Data items
— start —
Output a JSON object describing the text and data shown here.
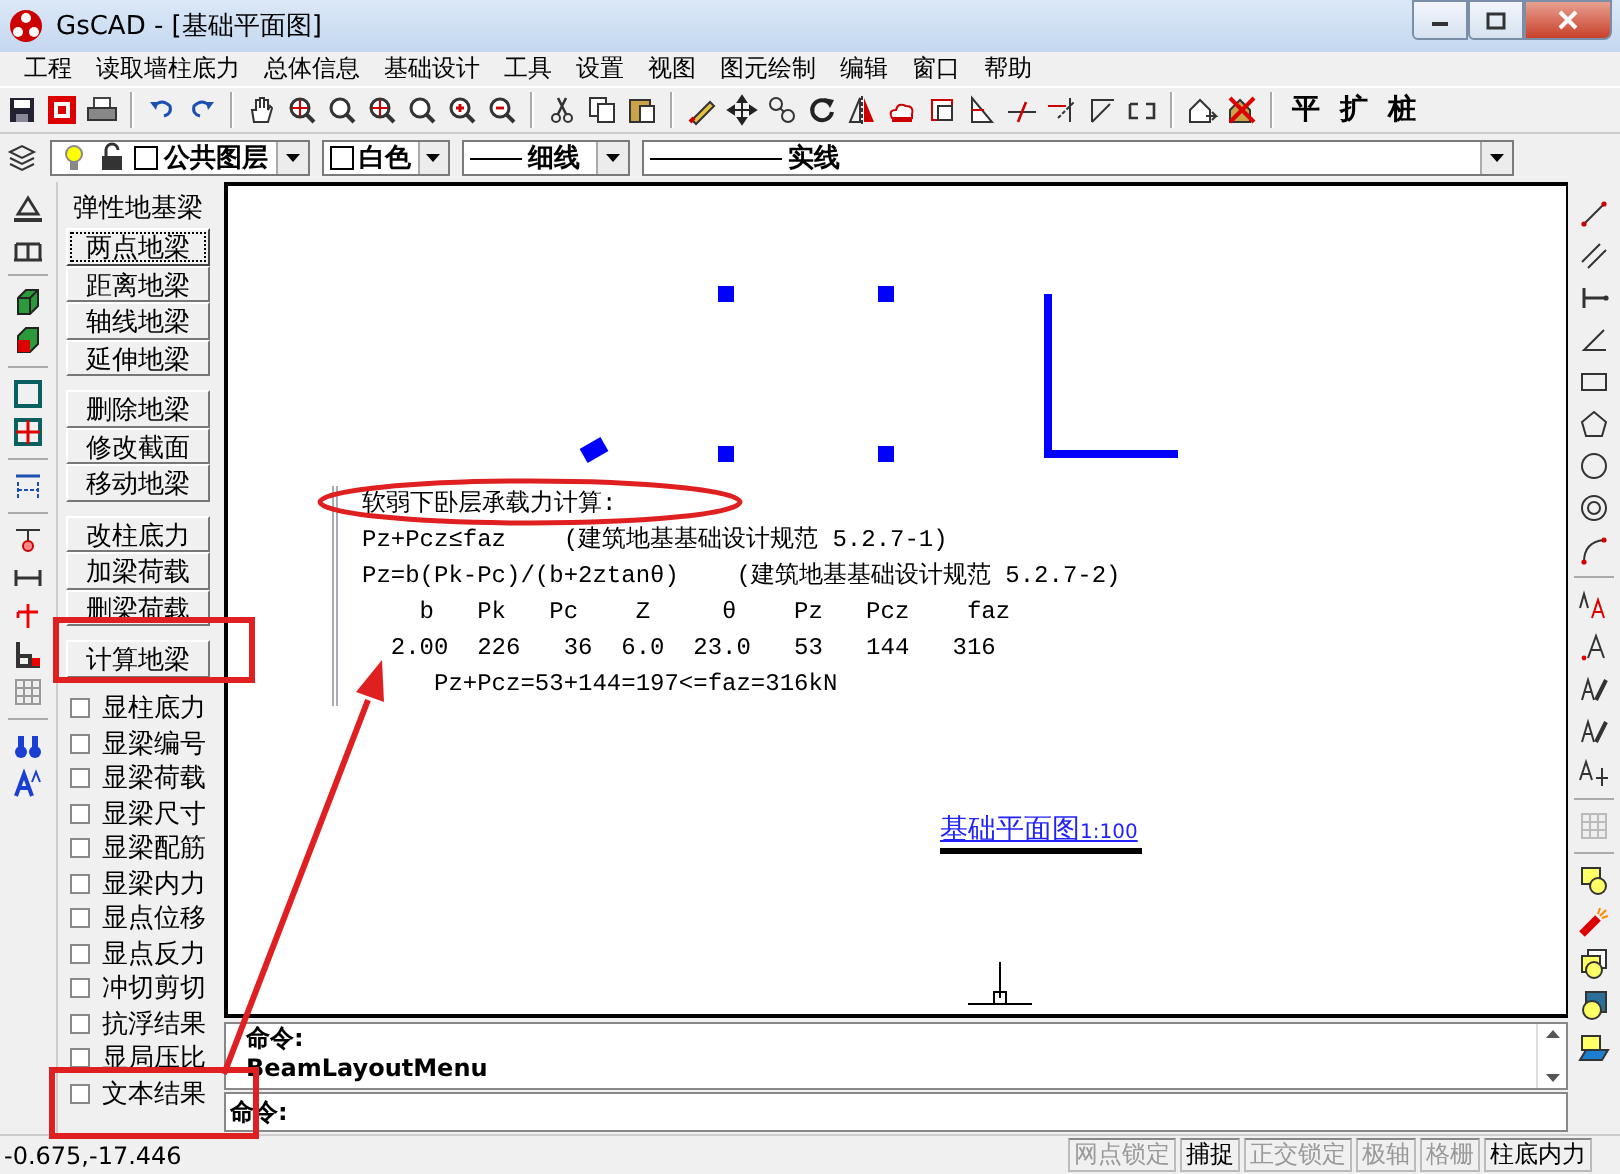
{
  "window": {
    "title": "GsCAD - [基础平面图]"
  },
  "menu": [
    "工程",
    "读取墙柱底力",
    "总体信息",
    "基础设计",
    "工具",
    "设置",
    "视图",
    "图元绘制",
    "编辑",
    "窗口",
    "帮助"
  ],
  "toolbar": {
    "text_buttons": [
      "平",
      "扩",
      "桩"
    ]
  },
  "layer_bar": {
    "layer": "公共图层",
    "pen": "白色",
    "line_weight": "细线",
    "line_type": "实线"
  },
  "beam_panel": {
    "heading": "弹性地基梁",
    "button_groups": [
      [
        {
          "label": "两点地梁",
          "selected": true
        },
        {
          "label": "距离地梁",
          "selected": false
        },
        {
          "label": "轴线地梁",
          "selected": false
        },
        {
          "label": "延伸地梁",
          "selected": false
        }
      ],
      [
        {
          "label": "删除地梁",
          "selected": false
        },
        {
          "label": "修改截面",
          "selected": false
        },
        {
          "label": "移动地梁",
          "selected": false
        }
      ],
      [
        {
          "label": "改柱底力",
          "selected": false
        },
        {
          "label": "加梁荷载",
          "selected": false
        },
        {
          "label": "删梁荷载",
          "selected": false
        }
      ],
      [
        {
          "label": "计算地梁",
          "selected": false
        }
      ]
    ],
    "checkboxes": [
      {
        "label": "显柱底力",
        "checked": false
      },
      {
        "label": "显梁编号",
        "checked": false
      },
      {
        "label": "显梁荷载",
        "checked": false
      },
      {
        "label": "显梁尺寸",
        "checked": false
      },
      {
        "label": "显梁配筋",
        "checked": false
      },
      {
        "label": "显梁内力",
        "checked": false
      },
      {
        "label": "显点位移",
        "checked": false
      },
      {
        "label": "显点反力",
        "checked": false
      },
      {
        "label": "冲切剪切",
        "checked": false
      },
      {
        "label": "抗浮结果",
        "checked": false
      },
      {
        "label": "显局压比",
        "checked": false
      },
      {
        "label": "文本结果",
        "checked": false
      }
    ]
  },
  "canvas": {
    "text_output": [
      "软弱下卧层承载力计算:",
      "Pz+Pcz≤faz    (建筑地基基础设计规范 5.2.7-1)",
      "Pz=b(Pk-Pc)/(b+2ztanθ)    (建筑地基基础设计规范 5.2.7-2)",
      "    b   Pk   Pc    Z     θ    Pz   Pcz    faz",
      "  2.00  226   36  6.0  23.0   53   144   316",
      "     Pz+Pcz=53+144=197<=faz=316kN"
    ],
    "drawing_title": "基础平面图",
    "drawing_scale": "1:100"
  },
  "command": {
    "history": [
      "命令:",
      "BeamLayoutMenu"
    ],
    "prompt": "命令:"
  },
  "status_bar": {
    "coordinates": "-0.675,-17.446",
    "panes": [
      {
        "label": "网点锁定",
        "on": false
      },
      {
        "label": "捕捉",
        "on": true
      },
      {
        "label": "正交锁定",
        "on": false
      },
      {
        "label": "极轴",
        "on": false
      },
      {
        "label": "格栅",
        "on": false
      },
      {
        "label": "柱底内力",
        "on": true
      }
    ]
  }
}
— end —
**YOUR TASK:** Output all of the data exactly as it stands, minus any images.

**FINAL ANSWER:**
Output a JSON object describing the text and data shown here.
{
  "window": {
    "title": "GsCAD - [基础平面图]"
  },
  "menu": [
    "工程",
    "读取墙柱底力",
    "总体信息",
    "基础设计",
    "工具",
    "设置",
    "视图",
    "图元绘制",
    "编辑",
    "窗口",
    "帮助"
  ],
  "toolbar": {
    "text_buttons": [
      "平",
      "扩",
      "桩"
    ]
  },
  "layer_bar": {
    "layer": "公共图层",
    "pen": "白色",
    "line_weight": "细线",
    "line_type": "实线"
  },
  "beam_panel": {
    "heading": "弹性地基梁",
    "button_groups": [
      [
        {
          "label": "两点地梁",
          "selected": true
        },
        {
          "label": "距离地梁",
          "selected": false
        },
        {
          "label": "轴线地梁",
          "selected": false
        },
        {
          "label": "延伸地梁",
          "selected": false
        }
      ],
      [
        {
          "label": "删除地梁",
          "selected": false
        },
        {
          "label": "修改截面",
          "selected": false
        },
        {
          "label": "移动地梁",
          "selected": false
        }
      ],
      [
        {
          "label": "改柱底力",
          "selected": false
        },
        {
          "label": "加梁荷载",
          "selected": false
        },
        {
          "label": "删梁荷载",
          "selected": false
        }
      ],
      [
        {
          "label": "计算地梁",
          "selected": false
        }
      ]
    ],
    "checkboxes": [
      {
        "label": "显柱底力",
        "checked": false
      },
      {
        "label": "显梁编号",
        "checked": false
      },
      {
        "label": "显梁荷载",
        "checked": false
      },
      {
        "label": "显梁尺寸",
        "checked": false
      },
      {
        "label": "显梁配筋",
        "checked": false
      },
      {
        "label": "显梁内力",
        "checked": false
      },
      {
        "label": "显点位移",
        "checked": false
      },
      {
        "label": "显点反力",
        "checked": false
      },
      {
        "label": "冲切剪切",
        "checked": false
      },
      {
        "label": "抗浮结果",
        "checked": false
      },
      {
        "label": "显局压比",
        "checked": false
      },
      {
        "label": "文本结果",
        "checked": false
      }
    ]
  },
  "canvas": {
    "text_output": [
      "软弱下卧层承载力计算:",
      "Pz+Pcz≤faz    (建筑地基基础设计规范 5.2.7-1)",
      "Pz=b(Pk-Pc)/(b+2ztanθ)    (建筑地基基础设计规范 5.2.7-2)",
      "    b   Pk   Pc    Z     θ    Pz   Pcz    faz",
      "  2.00  226   36  6.0  23.0   53   144   316",
      "     Pz+Pcz=53+144=197<=faz=316kN"
    ],
    "drawing_title": "基础平面图",
    "drawing_scale": "1:100"
  },
  "command": {
    "history": [
      "命令:",
      "BeamLayoutMenu"
    ],
    "prompt": "命令:"
  },
  "status_bar": {
    "coordinates": "-0.675,-17.446",
    "panes": [
      {
        "label": "网点锁定",
        "on": false
      },
      {
        "label": "捕捉",
        "on": true
      },
      {
        "label": "正交锁定",
        "on": false
      },
      {
        "label": "极轴",
        "on": false
      },
      {
        "label": "格栅",
        "on": false
      },
      {
        "label": "柱底内力",
        "on": true
      }
    ]
  }
}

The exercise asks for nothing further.